### STATED GOAL
Reproduce the entries in full, with no changes.

(Data entries)
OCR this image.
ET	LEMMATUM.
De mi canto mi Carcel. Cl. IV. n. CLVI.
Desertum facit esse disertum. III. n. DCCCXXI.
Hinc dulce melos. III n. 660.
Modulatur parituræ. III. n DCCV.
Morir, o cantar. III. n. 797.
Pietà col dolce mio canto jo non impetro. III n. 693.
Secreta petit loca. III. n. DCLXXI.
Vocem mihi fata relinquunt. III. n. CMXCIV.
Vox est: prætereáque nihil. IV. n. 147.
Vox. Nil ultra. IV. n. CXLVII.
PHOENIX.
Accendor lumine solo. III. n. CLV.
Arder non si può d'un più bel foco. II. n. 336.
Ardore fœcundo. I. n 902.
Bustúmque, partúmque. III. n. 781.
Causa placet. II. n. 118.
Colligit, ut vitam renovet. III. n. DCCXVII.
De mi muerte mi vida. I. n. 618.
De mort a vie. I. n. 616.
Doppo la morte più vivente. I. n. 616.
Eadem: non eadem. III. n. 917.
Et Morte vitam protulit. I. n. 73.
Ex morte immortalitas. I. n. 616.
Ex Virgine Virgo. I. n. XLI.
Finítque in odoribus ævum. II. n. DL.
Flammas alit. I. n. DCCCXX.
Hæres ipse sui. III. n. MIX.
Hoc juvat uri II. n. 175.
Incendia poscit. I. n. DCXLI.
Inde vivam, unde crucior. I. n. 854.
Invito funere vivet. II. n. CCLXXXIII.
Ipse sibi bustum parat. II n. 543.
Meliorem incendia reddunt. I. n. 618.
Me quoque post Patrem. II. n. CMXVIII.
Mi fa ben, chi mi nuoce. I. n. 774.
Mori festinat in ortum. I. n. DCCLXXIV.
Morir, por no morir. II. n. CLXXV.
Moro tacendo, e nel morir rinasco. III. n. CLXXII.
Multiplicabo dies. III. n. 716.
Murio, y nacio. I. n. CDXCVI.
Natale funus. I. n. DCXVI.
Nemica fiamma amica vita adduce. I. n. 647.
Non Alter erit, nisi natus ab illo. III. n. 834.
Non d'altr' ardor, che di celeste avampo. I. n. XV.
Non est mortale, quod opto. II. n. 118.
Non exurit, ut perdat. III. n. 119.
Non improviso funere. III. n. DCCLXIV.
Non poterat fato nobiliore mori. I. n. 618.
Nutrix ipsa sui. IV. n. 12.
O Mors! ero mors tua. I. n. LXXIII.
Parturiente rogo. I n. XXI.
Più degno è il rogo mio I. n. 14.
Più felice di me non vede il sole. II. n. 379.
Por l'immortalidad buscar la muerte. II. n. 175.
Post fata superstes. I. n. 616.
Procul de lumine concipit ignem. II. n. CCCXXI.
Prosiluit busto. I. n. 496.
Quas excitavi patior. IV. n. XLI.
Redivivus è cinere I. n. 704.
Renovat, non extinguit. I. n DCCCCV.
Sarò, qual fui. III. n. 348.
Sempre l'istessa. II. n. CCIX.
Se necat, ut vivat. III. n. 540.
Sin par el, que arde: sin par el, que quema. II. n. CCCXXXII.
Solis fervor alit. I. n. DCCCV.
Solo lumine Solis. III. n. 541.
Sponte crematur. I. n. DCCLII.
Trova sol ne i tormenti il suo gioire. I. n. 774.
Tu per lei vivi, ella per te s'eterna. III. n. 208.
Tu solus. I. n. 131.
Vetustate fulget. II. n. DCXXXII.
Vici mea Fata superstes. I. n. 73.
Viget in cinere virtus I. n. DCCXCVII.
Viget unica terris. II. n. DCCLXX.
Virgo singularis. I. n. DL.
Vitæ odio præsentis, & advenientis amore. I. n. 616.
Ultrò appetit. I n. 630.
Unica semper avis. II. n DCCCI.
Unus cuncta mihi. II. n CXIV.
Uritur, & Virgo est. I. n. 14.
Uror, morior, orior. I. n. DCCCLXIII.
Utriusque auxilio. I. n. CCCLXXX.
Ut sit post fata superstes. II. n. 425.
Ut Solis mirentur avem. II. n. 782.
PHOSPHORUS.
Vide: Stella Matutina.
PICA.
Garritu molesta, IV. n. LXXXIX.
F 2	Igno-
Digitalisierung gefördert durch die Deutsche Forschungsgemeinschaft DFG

### REPLY
OCR this image.
ET	LEMMATUM.
De mi canto mi Carcel. Cl. IV. n. CLVI.
Desertum facit esse disertum. III. n. DCCCXXI.
Hinc dulce melos. III n. 660.
Modulatur parituræ. III. n DCCV.
Morir, o cantar. III. n. 797.
Pietà col dolce mio canto jo non impetro. III n. 693.
Secreta petit loca. III. n. DCLXXI.
Vocem mihi fata relinquunt. III. n. CMXCIV.
Vox est: prætereáque nihil. IV. n. 147.
Vox. Nil ultra. IV. n. CXLVII.
PHOENIX.
Accendor lumine solo. III. n. CLV.
Arder non si può d'un più bel foco. II. n. 336.
Ardore fœcundo. I. n 902.
Bustúmque, partúmque. III. n. 781.
Causa placet. II. n. 118.
Colligit, ut vitam renovet. III. n. DCCXVII.
De mi muerte mi vida. I. n. 618.
De mort a vie. I. n. 616.
Doppo la morte più vivente. I. n. 616.
Eadem: non eadem. III. n. 917.
Et Morte vitam protulit. I. n. 73.
Ex morte immortalitas. I. n. 616.
Ex Virgine Virgo. I. n. XLI.
Finítque in odoribus ævum. II. n. DL.
Flammas alit. I. n. DCCCXX.
Hæres ipse sui. III. n. MIX.
Hoc juvat uri II. n. 175.
Incendia poscit. I. n. DCXLI.
Inde vivam, unde crucior. I. n. 854.
Invito funere vivet. II. n. CCLXXXIII.
Ipse sibi bustum parat. II n. 543.
Meliorem incendia reddunt. I. n. 618.
Me quoque post Patrem. II. n. CMXVIII.
Mi fa ben, chi mi nuoce. I. n. 774.
Mori festinat in ortum. I. n. DCCLXXIV.
Morir, por no morir. II. n. CLXXV.
Moro tacendo, e nel morir rinasco. III. n. CLXXII.
Multiplicabo dies. III. n. 716.
Murio, y nacio. I. n. CDXCVI.
Natale funus. I. n. DCXVI.
Nemica fiamma amica vita adduce. I. n. 647.
Non Alter erit, nisi natus ab illo. III. n. 834.
Non d'altr' ardor, che di celeste avampo. I. n. XV.
Non est mortale, quod opto. II. n. 118.
Non exurit, ut perdat. III. n. 119.
Non improviso funere. III. n. DCCLXIV.
Non poterat fato nobiliore mori. I. n. 618.
Nutrix ipsa sui. IV. n. 12.
O Mors! ero mors tua. I. n. LXXIII.
Parturiente rogo. I n. XXI.
Più degno è il rogo mio I. n. 14.
Più felice di me non vede il sole. II. n. 379.
Por l'immortalidad buscar la muerte. II. n. 175.
Post fata superstes. I. n. 616.
Procul de lumine concipit ignem. II. n. CCCXXI.
Prosiluit busto. I. n. 496.
Quas excitavi patior. IV. n. XLI.
Redivivus è cinere I. n. 704.
Renovat, non extinguit. I. n DCCCCV.
Sarò, qual fui. III. n. 348.
Sempre l'istessa. II. n. CCIX.
Se necat, ut vivat. III. n. 540.
Sin par el, que arde: sin par el, que quema. II. n. CCCXXXII.
Solis fervor alit. I. n. DCCCV.
Solo lumine Solis. III. n. 541.
Sponte crematur. I. n. DCCLII.
Trova sol ne i tormenti il suo gioire. I. n. 774.
Tu per lei vivi, ella per te s'eterna. III. n. 208.
Tu solus. I. n. 131.
Vetustate fulget. II. n. DCXXXII.
Vici mea Fata superstes. I. n. 73.
Viget in cinere virtus I. n. DCCXCVII.
Viget unica terris. II. n. DCCLXX.
Virgo singularis. I. n. DL.
Vitæ odio præsentis, & advenientis amore. I. n. 616.
Ultrò appetit. I n. 630.
Unica semper avis. II. n DCCCI.
Unus cuncta mihi. II. n CXIV.
Uritur, & Virgo est. I. n. 14.
Uror, morior, orior. I. n. DCCCLXIII.
Utriusque auxilio. I. n. CCCLXXX.
Ut sit post fata superstes. II. n. 425.
Ut Solis mirentur avem. II. n. 782.
PHOSPHORUS.
Vide: Stella Matutina.
PICA.
Garritu molesta, IV. n. LXXXIX.
F 2	Igno-
Digitalisierung gefördert durch die Deutsche Forschungsgemeinschaft DFG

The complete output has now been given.